* INFORMATION GIVEN
_ _ _ _ _ _ _

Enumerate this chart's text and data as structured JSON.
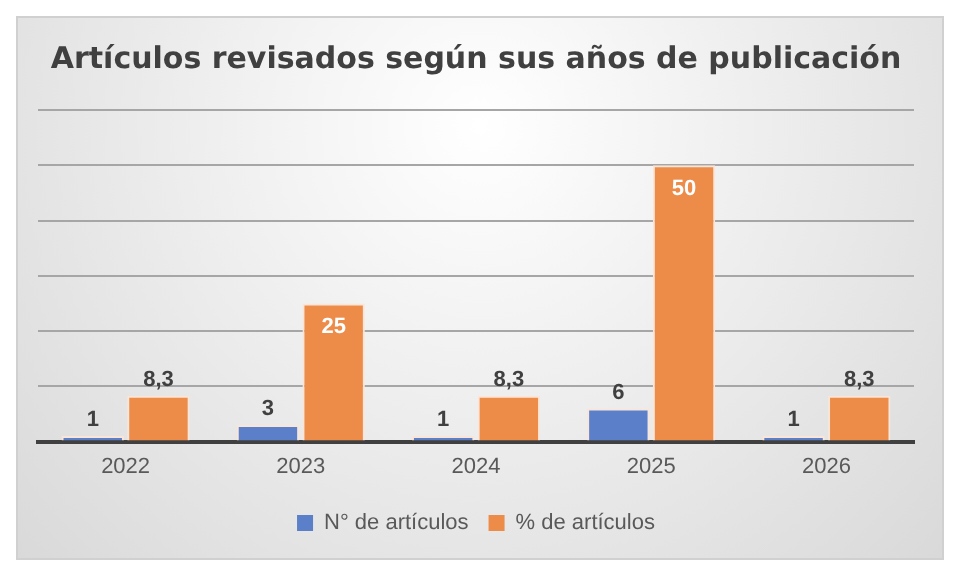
{
  "chart_data": {
    "type": "bar",
    "title": "Artículos revisados según sus años de publicación",
    "categories": [
      "2022",
      "2023",
      "2024",
      "2025",
      "2026"
    ],
    "series": [
      {
        "name": "N° de artículos",
        "color": "#5b7fc9",
        "values": [
          1,
          3,
          1,
          6,
          1
        ],
        "value_labels": [
          "1",
          "3",
          "1",
          "6",
          "1"
        ]
      },
      {
        "name": "% de artículos",
        "color": "#ed8b49",
        "values": [
          8.3,
          25,
          8.3,
          50,
          8.3
        ],
        "value_labels": [
          "8,3",
          "25",
          "8,3",
          "50",
          "8,3"
        ]
      }
    ],
    "ylim": [
      0,
      60
    ],
    "yticks": [
      {
        "value": 0,
        "label": null
      },
      {
        "value": 10,
        "label": null
      },
      {
        "value": 20,
        "label": null
      },
      {
        "value": 30,
        "label": null
      },
      {
        "value": 40,
        "label": null
      },
      {
        "value": 50,
        "label": null
      },
      {
        "value": 60,
        "label": null
      }
    ],
    "tick_labels": "x",
    "grid": "y",
    "legend": "bottom"
  }
}
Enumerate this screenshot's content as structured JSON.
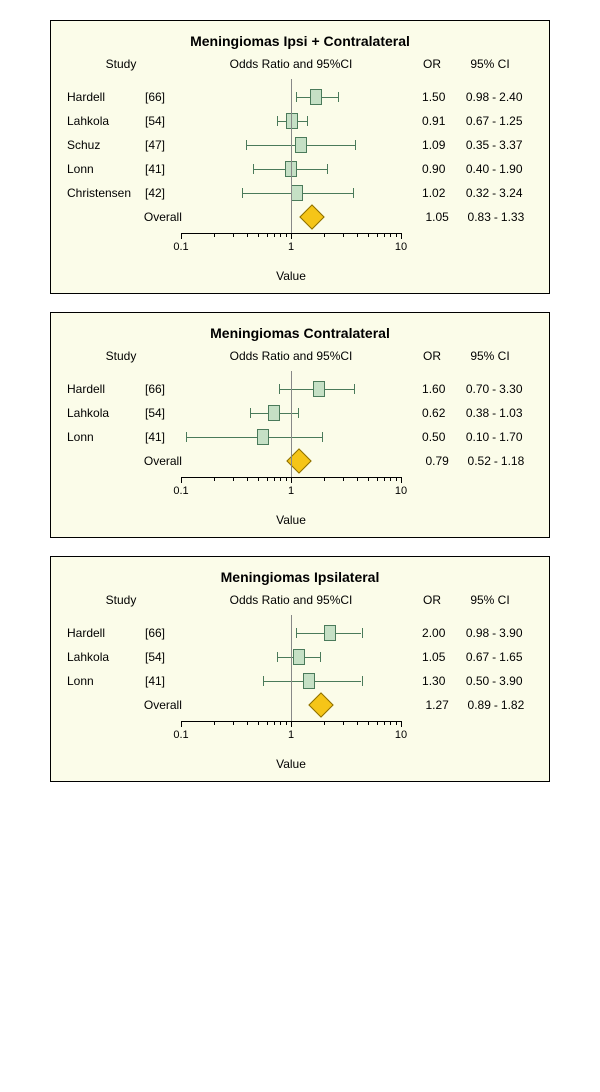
{
  "global": {
    "background_color": "#fbfce9",
    "border_color": "#000000",
    "font_family": "Arial",
    "title_fontsize": 14,
    "label_fontsize": 12,
    "axis_fontsize": 11,
    "scale": "log",
    "xlim": [
      0.1,
      10
    ],
    "major_ticks": [
      0.1,
      1,
      10
    ],
    "minor_ticks": [
      0.2,
      0.3,
      0.4,
      0.5,
      0.6,
      0.7,
      0.8,
      0.9,
      2,
      3,
      4,
      5,
      6,
      7,
      8,
      9
    ],
    "refline_value": 1,
    "refline_color": "#888888",
    "ci_color": "#4a7a5a",
    "box_fill": "#c5e0c5",
    "box_border": "#4a7a5a",
    "diamond_fill": "#f5c518",
    "diamond_border": "#8a6d00",
    "x_axis_label": "Value",
    "col_headers": {
      "study": "Study",
      "plot": "Odds Ratio and 95%CI",
      "or": "OR",
      "ci": "95% CI"
    },
    "overall_label": "Overall"
  },
  "panels": [
    {
      "title": "Meningiomas Ipsi + Contralateral",
      "type": "forest",
      "studies": [
        {
          "name": "Hardell",
          "ref": "[66]",
          "or": "1.50",
          "ci_lo": "0.98",
          "ci_hi": "2.40",
          "or_n": 1.5,
          "lo_n": 0.98,
          "hi_n": 2.4
        },
        {
          "name": "Lahkola",
          "ref": "[54]",
          "or": "0.91",
          "ci_lo": "0.67",
          "ci_hi": "1.25",
          "or_n": 0.91,
          "lo_n": 0.67,
          "hi_n": 1.25
        },
        {
          "name": "Schuz",
          "ref": "[47]",
          "or": "1.09",
          "ci_lo": "0.35",
          "ci_hi": "3.37",
          "or_n": 1.09,
          "lo_n": 0.35,
          "hi_n": 3.37
        },
        {
          "name": "Lonn",
          "ref": "[41]",
          "or": "0.90",
          "ci_lo": "0.40",
          "ci_hi": "1.90",
          "or_n": 0.9,
          "lo_n": 0.4,
          "hi_n": 1.9
        },
        {
          "name": "Christensen",
          "ref": "[42]",
          "or": "1.02",
          "ci_lo": "0.32",
          "ci_hi": "3.24",
          "or_n": 1.02,
          "lo_n": 0.32,
          "hi_n": 3.24
        }
      ],
      "overall": {
        "or": "1.05",
        "ci_lo": "0.83",
        "ci_hi": "1.33",
        "or_n": 1.05,
        "lo_n": 0.83,
        "hi_n": 1.33
      }
    },
    {
      "title": "Meningiomas Contralateral",
      "type": "forest",
      "studies": [
        {
          "name": "Hardell",
          "ref": "[66]",
          "or": "1.60",
          "ci_lo": "0.70",
          "ci_hi": "3.30",
          "or_n": 1.6,
          "lo_n": 0.7,
          "hi_n": 3.3
        },
        {
          "name": "Lahkola",
          "ref": "[54]",
          "or": "0.62",
          "ci_lo": "0.38",
          "ci_hi": "1.03",
          "or_n": 0.62,
          "lo_n": 0.38,
          "hi_n": 1.03
        },
        {
          "name": "Lonn",
          "ref": "[41]",
          "or": "0.50",
          "ci_lo": "0.10",
          "ci_hi": "1.70",
          "or_n": 0.5,
          "lo_n": 0.1,
          "hi_n": 1.7
        }
      ],
      "overall": {
        "or": "0.79",
        "ci_lo": "0.52",
        "ci_hi": "1.18",
        "or_n": 0.79,
        "lo_n": 0.52,
        "hi_n": 1.18
      }
    },
    {
      "title": "Meningiomas Ipsilateral",
      "type": "forest",
      "studies": [
        {
          "name": "Hardell",
          "ref": "[66]",
          "or": "2.00",
          "ci_lo": "0.98",
          "ci_hi": "3.90",
          "or_n": 2.0,
          "lo_n": 0.98,
          "hi_n": 3.9
        },
        {
          "name": "Lahkola",
          "ref": "[54]",
          "or": "1.05",
          "ci_lo": "0.67",
          "ci_hi": "1.65",
          "or_n": 1.05,
          "lo_n": 0.67,
          "hi_n": 1.65
        },
        {
          "name": "Lonn",
          "ref": "[41]",
          "or": "1.30",
          "ci_lo": "0.50",
          "ci_hi": "3.90",
          "or_n": 1.3,
          "lo_n": 0.5,
          "hi_n": 3.9
        }
      ],
      "overall": {
        "or": "1.27",
        "ci_lo": "0.89",
        "ci_hi": "1.82",
        "or_n": 1.27,
        "lo_n": 0.89,
        "hi_n": 1.82
      }
    }
  ]
}
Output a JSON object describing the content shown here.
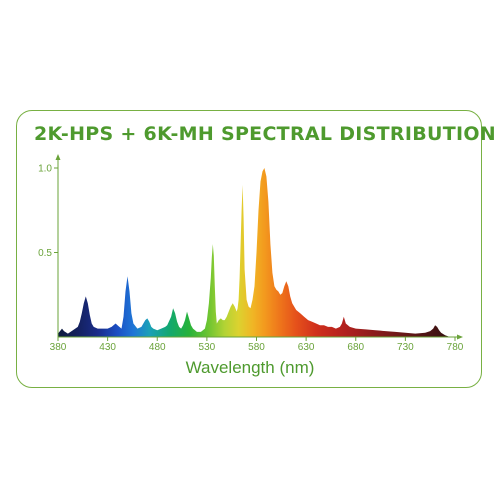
{
  "chart_data": {
    "type": "area",
    "title": "2K-HPS + 6K-MH SPECTRAL DISTRIBUTION",
    "xlabel": "Wavelength (nm)",
    "ylabel": "",
    "xlim": [
      380,
      780
    ],
    "ylim": [
      0,
      1.0
    ],
    "x_ticks": [
      380,
      430,
      480,
      530,
      580,
      630,
      680,
      730,
      780
    ],
    "y_ticks": [
      {
        "value": 0.5,
        "label": "0.5"
      },
      {
        "value": 1.0,
        "label": "1.0"
      }
    ],
    "grid": false,
    "colors": {
      "axis": "#6aa33a",
      "border": "#78b043",
      "title": "#4e9a2e"
    },
    "x": [
      380,
      384,
      386,
      390,
      395,
      400,
      402,
      404,
      406,
      408,
      410,
      412,
      414,
      416,
      420,
      424,
      430,
      434,
      438,
      440,
      444,
      446,
      448,
      450,
      452,
      454,
      456,
      460,
      464,
      468,
      470,
      472,
      474,
      476,
      480,
      484,
      488,
      490,
      494,
      496,
      498,
      500,
      502,
      504,
      506,
      508,
      510,
      512,
      514,
      516,
      518,
      520,
      524,
      528,
      530,
      532,
      534,
      535,
      536,
      537,
      538,
      539,
      540,
      542,
      544,
      546,
      548,
      550,
      552,
      554,
      556,
      558,
      560,
      561,
      562,
      563,
      564,
      565,
      566,
      567,
      568,
      570,
      572,
      574,
      576,
      578,
      580,
      582,
      584,
      586,
      588,
      590,
      592,
      594,
      596,
      598,
      600,
      602,
      604,
      606,
      608,
      610,
      612,
      614,
      616,
      618,
      620,
      624,
      628,
      632,
      636,
      640,
      644,
      648,
      652,
      656,
      660,
      664,
      666,
      668,
      670,
      674,
      680,
      690,
      700,
      710,
      720,
      730,
      740,
      750,
      755,
      758,
      760,
      762,
      764,
      766,
      770,
      775
    ],
    "values": [
      0.02,
      0.05,
      0.035,
      0.02,
      0.04,
      0.06,
      0.09,
      0.14,
      0.2,
      0.24,
      0.2,
      0.13,
      0.08,
      0.06,
      0.05,
      0.05,
      0.05,
      0.06,
      0.08,
      0.07,
      0.05,
      0.12,
      0.27,
      0.36,
      0.27,
      0.14,
      0.08,
      0.05,
      0.06,
      0.1,
      0.11,
      0.09,
      0.06,
      0.05,
      0.04,
      0.05,
      0.06,
      0.07,
      0.12,
      0.17,
      0.14,
      0.09,
      0.06,
      0.05,
      0.07,
      0.1,
      0.15,
      0.11,
      0.07,
      0.05,
      0.04,
      0.03,
      0.03,
      0.05,
      0.1,
      0.2,
      0.35,
      0.47,
      0.55,
      0.48,
      0.3,
      0.15,
      0.08,
      0.1,
      0.11,
      0.1,
      0.1,
      0.12,
      0.15,
      0.18,
      0.2,
      0.18,
      0.15,
      0.17,
      0.22,
      0.35,
      0.55,
      0.75,
      0.9,
      0.7,
      0.4,
      0.22,
      0.18,
      0.17,
      0.22,
      0.3,
      0.5,
      0.75,
      0.92,
      0.98,
      1.0,
      0.95,
      0.8,
      0.55,
      0.38,
      0.3,
      0.28,
      0.27,
      0.25,
      0.26,
      0.3,
      0.33,
      0.3,
      0.24,
      0.2,
      0.18,
      0.16,
      0.14,
      0.12,
      0.1,
      0.09,
      0.08,
      0.07,
      0.07,
      0.06,
      0.06,
      0.05,
      0.06,
      0.08,
      0.12,
      0.08,
      0.06,
      0.05,
      0.045,
      0.04,
      0.035,
      0.03,
      0.025,
      0.02,
      0.025,
      0.035,
      0.05,
      0.07,
      0.06,
      0.04,
      0.025,
      0.01,
      0.0
    ]
  }
}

_ _ _ _ _ _ _

Find each line holding the string "Enumerate" and copy it out.

Enumerate this chart's text and data as structured JSON.
Enumerate this screenshot's content as structured JSON.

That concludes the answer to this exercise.